#### Task description
Transcribe the listing word for word.
start Records for processing
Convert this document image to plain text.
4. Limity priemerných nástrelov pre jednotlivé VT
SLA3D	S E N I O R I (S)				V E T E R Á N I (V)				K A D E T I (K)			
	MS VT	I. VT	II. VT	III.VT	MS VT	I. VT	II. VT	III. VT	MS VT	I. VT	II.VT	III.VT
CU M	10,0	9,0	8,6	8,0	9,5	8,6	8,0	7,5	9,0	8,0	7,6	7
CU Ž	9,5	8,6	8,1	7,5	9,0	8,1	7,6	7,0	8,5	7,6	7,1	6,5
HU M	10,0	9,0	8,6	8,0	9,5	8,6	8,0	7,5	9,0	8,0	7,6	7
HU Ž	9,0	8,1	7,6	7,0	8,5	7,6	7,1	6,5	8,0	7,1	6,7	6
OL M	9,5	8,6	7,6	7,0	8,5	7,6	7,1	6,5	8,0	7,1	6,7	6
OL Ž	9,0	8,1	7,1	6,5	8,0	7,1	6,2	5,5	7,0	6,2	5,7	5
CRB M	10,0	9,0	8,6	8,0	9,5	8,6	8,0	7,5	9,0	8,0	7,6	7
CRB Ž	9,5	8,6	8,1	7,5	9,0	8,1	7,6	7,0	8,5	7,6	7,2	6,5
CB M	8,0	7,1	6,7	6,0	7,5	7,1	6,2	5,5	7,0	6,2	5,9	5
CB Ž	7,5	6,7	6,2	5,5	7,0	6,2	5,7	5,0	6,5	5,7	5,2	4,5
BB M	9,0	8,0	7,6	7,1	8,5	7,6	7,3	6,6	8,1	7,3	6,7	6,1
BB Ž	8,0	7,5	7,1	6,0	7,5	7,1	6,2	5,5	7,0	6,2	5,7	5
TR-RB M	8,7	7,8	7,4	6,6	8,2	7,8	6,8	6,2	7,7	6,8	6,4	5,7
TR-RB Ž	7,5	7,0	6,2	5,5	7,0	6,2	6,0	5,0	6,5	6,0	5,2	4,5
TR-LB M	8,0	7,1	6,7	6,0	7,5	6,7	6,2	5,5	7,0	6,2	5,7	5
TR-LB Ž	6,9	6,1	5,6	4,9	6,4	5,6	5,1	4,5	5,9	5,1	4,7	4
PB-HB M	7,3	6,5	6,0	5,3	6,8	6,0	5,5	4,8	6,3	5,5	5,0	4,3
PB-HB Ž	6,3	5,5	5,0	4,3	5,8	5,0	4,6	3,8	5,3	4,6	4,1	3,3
end Records for processing
#### Task answer
Convert this document image to plain text.
4. Limity priemerných nástrelov pre jednotlivé VT
SLA3D	S E N I O R I (S)				V E T E R Á N I (V)				K A D E T I (K)			
	MS VT	I. VT	II. VT	III.VT	MS VT	I. VT	II. VT	III. VT	MS VT	I. VT	II.VT	III.VT
CU M	10,0	9,0	8,6	8,0	9,5	8,6	8,0	7,5	9,0	8,0	7,6	7
CU Ž	9,5	8,6	8,1	7,5	9,0	8,1	7,6	7,0	8,5	7,6	7,1	6,5
HU M	10,0	9,0	8,6	8,0	9,5	8,6	8,0	7,5	9,0	8,0	7,6	7
HU Ž	9,0	8,1	7,6	7,0	8,5	7,6	7,1	6,5	8,0	7,1	6,7	6
OL M	9,5	8,6	7,6	7,0	8,5	7,6	7,1	6,5	8,0	7,1	6,7	6
OL Ž	9,0	8,1	7,1	6,5	8,0	7,1	6,2	5,5	7,0	6,2	5,7	5
CRB M	10,0	9,0	8,6	8,0	9,5	8,6	8,0	7,5	9,0	8,0	7,6	7
CRB Ž	9,5	8,6	8,1	7,5	9,0	8,1	7,6	7,0	8,5	7,6	7,2	6,5
CB M	8,0	7,1	6,7	6,0	7,5	7,1	6,2	5,5	7,0	6,2	5,9	5
CB Ž	7,5	6,7	6,2	5,5	7,0	6,2	5,7	5,0	6,5	5,7	5,2	4,5
BB M	9,0	8,0	7,6	7,1	8,5	7,6	7,3	6,6	8,1	7,3	6,7	6,1
BB Ž	8,0	7,5	7,1	6,0	7,5	7,1	6,2	5,5	7,0	6,2	5,7	5
TR-RB M	8,7	7,8	7,4	6,6	8,2	7,8	6,8	6,2	7,7	6,8	6,4	5,7
TR-RB Ž	7,5	7,0	6,2	5,5	7,0	6,2	6,0	5,0	6,5	6,0	5,2	4,5
TR-LB M	8,0	7,1	6,7	6,0	7,5	6,7	6,2	5,5	7,0	6,2	5,7	5
TR-LB Ž	6,9	6,1	5,6	4,9	6,4	5,6	5,1	4,5	5,9	5,1	4,7	4
PB-HB M	7,3	6,5	6,0	5,3	6,8	6,0	5,5	4,8	6,3	5,5	5,0	4,3
PB-HB Ž	6,3	5,5	5,0	4,3	5,8	5,0	4,6	3,8	5,3	4,6	4,1	3,3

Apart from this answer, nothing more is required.